EXERCISE DIRECTIONS:
Extract the entries in their exact form.

LISTED RECORDS:
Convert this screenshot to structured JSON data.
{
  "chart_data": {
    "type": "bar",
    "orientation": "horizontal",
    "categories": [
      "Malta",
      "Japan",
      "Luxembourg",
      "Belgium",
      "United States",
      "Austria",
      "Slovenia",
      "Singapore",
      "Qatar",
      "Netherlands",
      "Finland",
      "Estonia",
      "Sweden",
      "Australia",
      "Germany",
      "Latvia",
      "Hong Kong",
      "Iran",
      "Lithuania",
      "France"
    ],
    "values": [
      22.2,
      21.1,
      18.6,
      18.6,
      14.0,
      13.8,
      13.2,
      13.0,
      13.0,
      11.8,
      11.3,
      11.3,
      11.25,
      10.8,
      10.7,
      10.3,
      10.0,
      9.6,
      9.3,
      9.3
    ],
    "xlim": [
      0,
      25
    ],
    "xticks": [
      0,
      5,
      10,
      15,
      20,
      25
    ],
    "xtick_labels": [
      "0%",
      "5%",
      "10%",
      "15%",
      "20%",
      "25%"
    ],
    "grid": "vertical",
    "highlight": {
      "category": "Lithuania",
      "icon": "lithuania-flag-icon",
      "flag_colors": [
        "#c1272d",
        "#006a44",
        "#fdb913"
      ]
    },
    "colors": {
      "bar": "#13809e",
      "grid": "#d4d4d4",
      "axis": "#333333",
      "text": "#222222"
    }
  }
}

SOLUTION TO THE EXERCISE:
Convert this screenshot to structured JSON data.
{
  "chart_data": {
    "type": "bar",
    "orientation": "horizontal",
    "categories": [
      "Malta",
      "Japan",
      "Luxembourg",
      "Belgium",
      "United States",
      "Austria",
      "Slovenia",
      "Singapore",
      "Qatar",
      "Netherlands",
      "Finland",
      "Estonia",
      "Sweden",
      "Australia",
      "Germany",
      "Latvia",
      "Hong Kong",
      "Iran",
      "Lithuania",
      "France"
    ],
    "values": [
      22.2,
      21.1,
      18.6,
      18.6,
      14.0,
      13.8,
      13.2,
      13.0,
      13.0,
      11.8,
      11.3,
      11.3,
      11.25,
      10.8,
      10.7,
      10.3,
      10.0,
      9.6,
      9.3,
      9.3
    ],
    "xlim": [
      0,
      25
    ],
    "xticks": [
      0,
      5,
      10,
      15,
      20,
      25
    ],
    "xtick_labels": [
      "0%",
      "5%",
      "10%",
      "15%",
      "20%",
      "25%"
    ],
    "grid": "vertical",
    "highlight": {
      "category": "Lithuania",
      "icon": "lithuania-flag-icon",
      "flag_colors": [
        "#c1272d",
        "#006a44",
        "#fdb913"
      ]
    },
    "colors": {
      "bar": "#13809e",
      "grid": "#d4d4d4",
      "axis": "#333333",
      "text": "#222222"
    }
  }
}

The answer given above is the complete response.